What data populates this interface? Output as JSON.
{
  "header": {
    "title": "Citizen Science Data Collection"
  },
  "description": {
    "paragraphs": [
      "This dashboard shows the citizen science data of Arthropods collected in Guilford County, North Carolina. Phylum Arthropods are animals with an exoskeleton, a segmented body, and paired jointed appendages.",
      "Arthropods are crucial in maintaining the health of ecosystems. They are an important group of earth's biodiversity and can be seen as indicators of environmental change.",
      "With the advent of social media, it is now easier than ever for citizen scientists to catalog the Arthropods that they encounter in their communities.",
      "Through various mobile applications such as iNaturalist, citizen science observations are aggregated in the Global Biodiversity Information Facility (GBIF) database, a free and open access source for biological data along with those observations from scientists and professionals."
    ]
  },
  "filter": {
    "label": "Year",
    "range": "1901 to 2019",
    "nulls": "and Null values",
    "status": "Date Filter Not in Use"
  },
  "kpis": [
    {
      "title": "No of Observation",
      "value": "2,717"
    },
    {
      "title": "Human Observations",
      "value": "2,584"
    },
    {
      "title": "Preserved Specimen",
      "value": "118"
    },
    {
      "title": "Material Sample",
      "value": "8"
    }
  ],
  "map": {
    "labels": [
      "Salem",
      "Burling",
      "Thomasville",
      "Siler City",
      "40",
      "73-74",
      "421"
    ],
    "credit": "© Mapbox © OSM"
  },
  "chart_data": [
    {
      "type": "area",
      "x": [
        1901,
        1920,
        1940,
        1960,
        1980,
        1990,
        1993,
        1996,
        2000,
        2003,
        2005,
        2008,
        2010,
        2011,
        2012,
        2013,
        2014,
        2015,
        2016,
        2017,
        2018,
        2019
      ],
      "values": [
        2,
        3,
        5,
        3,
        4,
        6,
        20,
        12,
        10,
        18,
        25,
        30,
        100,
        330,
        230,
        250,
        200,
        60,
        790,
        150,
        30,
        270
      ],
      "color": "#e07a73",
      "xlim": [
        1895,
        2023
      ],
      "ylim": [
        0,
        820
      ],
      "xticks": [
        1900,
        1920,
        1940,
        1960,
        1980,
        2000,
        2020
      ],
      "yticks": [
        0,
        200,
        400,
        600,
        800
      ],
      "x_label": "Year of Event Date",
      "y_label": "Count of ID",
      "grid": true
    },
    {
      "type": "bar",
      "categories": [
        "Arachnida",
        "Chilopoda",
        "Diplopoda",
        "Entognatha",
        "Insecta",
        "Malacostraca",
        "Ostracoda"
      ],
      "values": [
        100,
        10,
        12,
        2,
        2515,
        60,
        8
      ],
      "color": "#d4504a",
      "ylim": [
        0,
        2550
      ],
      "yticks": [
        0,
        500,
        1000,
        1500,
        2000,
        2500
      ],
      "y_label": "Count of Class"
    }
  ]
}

----

* [Written problem]:
Give back the whole listing, word for word.

* [Right answer]:
What data populates this interface? Output as JSON.
{
  "header": {
    "title": "Citizen Science Data Collection"
  },
  "description": {
    "paragraphs": [
      "This dashboard shows the citizen science data of Arthropods collected in Guilford County, North Carolina. Phylum Arthropods are animals with an exoskeleton, a segmented body, and paired jointed appendages.",
      "Arthropods are crucial in maintaining the health of ecosystems. They are an important group of earth's biodiversity and can be seen as indicators of environmental change.",
      "With the advent of social media, it is now easier than ever for citizen scientists to catalog the Arthropods that they encounter in their communities.",
      "Through various mobile applications such as iNaturalist, citizen science observations are aggregated in the Global Biodiversity Information Facility (GBIF) database, a free and open access source for biological data along with those observations from scientists and professionals."
    ]
  },
  "filter": {
    "label": "Year",
    "range": "1901 to 2019",
    "nulls": "and Null values",
    "status": "Date Filter Not in Use"
  },
  "kpis": [
    {
      "title": "No of Observation",
      "value": "2,717"
    },
    {
      "title": "Human Observations",
      "value": "2,584"
    },
    {
      "title": "Preserved Specimen",
      "value": "118"
    },
    {
      "title": "Material Sample",
      "value": "8"
    }
  ],
  "map": {
    "labels": [
      "Salem",
      "Burling",
      "Thomasville",
      "Siler City",
      "40",
      "73-74",
      "421"
    ],
    "credit": "© Mapbox © OSM"
  },
  "chart_data": [
    {
      "type": "area",
      "x": [
        1901,
        1920,
        1940,
        1960,
        1980,
        1990,
        1993,
        1996,
        2000,
        2003,
        2005,
        2008,
        2010,
        2011,
        2012,
        2013,
        2014,
        2015,
        2016,
        2017,
        2018,
        2019
      ],
      "values": [
        2,
        3,
        5,
        3,
        4,
        6,
        20,
        12,
        10,
        18,
        25,
        30,
        100,
        330,
        230,
        250,
        200,
        60,
        790,
        150,
        30,
        270
      ],
      "color": "#e07a73",
      "xlim": [
        1895,
        2023
      ],
      "ylim": [
        0,
        820
      ],
      "xticks": [
        1900,
        1920,
        1940,
        1960,
        1980,
        2000,
        2020
      ],
      "yticks": [
        0,
        200,
        400,
        600,
        800
      ],
      "x_label": "Year of Event Date",
      "y_label": "Count of ID",
      "grid": true
    },
    {
      "type": "bar",
      "categories": [
        "Arachnida",
        "Chilopoda",
        "Diplopoda",
        "Entognatha",
        "Insecta",
        "Malacostraca",
        "Ostracoda"
      ],
      "values": [
        100,
        10,
        12,
        2,
        2515,
        60,
        8
      ],
      "color": "#d4504a",
      "ylim": [
        0,
        2550
      ],
      "yticks": [
        0,
        500,
        1000,
        1500,
        2000,
        2500
      ],
      "y_label": "Count of Class"
    }
  ]
}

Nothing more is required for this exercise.